EXERCISE MATERIAL >>

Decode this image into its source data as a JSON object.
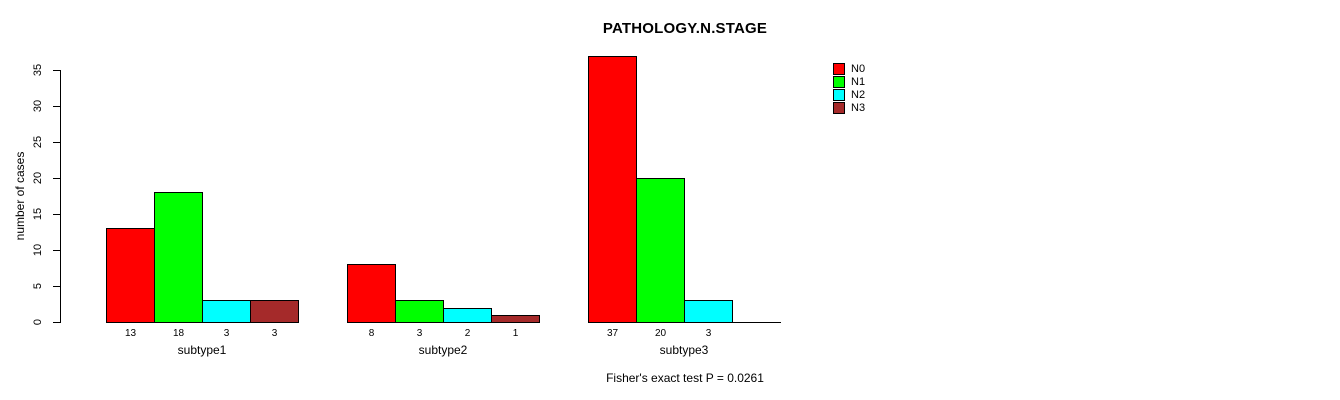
{
  "page": {
    "background": "#ffffff",
    "text_color": "#000000"
  },
  "chart_data": {
    "type": "bar",
    "title": "PATHOLOGY.N.STAGE",
    "xlabel": "",
    "ylabel": "number of cases",
    "ylim": [
      0,
      35
    ],
    "yticks": [
      "0",
      "5",
      "10",
      "15",
      "20",
      "25",
      "30",
      "35"
    ],
    "grid": false,
    "legend_position": "top-right-inside",
    "categories": [
      "subtype1",
      "subtype2",
      "subtype3"
    ],
    "series": [
      {
        "name": "N0",
        "color": "#ff0000",
        "values": [
          13,
          8,
          37
        ]
      },
      {
        "name": "N1",
        "color": "#00ff00",
        "values": [
          18,
          3,
          20
        ]
      },
      {
        "name": "N2",
        "color": "#00ffff",
        "values": [
          3,
          2,
          3
        ]
      },
      {
        "name": "N3",
        "color": "#a52a2a",
        "values": [
          3,
          1,
          0
        ]
      }
    ],
    "bar_value_labels": [
      [
        "13",
        "18",
        "3",
        "3"
      ],
      [
        "8",
        "3",
        "2",
        "1"
      ],
      [
        "37",
        "20",
        "3",
        ""
      ]
    ],
    "annotation": "Fisher's exact test P = 0.0261"
  }
}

SHORT EXERCISE >> The records above are to be reproduced exactly; the pictures are to be left out.

THE SOLUTION >>
Decode this image into its source data as a JSON object.
{
  "page": {
    "background": "#ffffff",
    "text_color": "#000000"
  },
  "chart_data": {
    "type": "bar",
    "title": "PATHOLOGY.N.STAGE",
    "xlabel": "",
    "ylabel": "number of cases",
    "ylim": [
      0,
      35
    ],
    "yticks": [
      "0",
      "5",
      "10",
      "15",
      "20",
      "25",
      "30",
      "35"
    ],
    "grid": false,
    "legend_position": "top-right-inside",
    "categories": [
      "subtype1",
      "subtype2",
      "subtype3"
    ],
    "series": [
      {
        "name": "N0",
        "color": "#ff0000",
        "values": [
          13,
          8,
          37
        ]
      },
      {
        "name": "N1",
        "color": "#00ff00",
        "values": [
          18,
          3,
          20
        ]
      },
      {
        "name": "N2",
        "color": "#00ffff",
        "values": [
          3,
          2,
          3
        ]
      },
      {
        "name": "N3",
        "color": "#a52a2a",
        "values": [
          3,
          1,
          0
        ]
      }
    ],
    "bar_value_labels": [
      [
        "13",
        "18",
        "3",
        "3"
      ],
      [
        "8",
        "3",
        "2",
        "1"
      ],
      [
        "37",
        "20",
        "3",
        ""
      ]
    ],
    "annotation": "Fisher's exact test P = 0.0261"
  }
}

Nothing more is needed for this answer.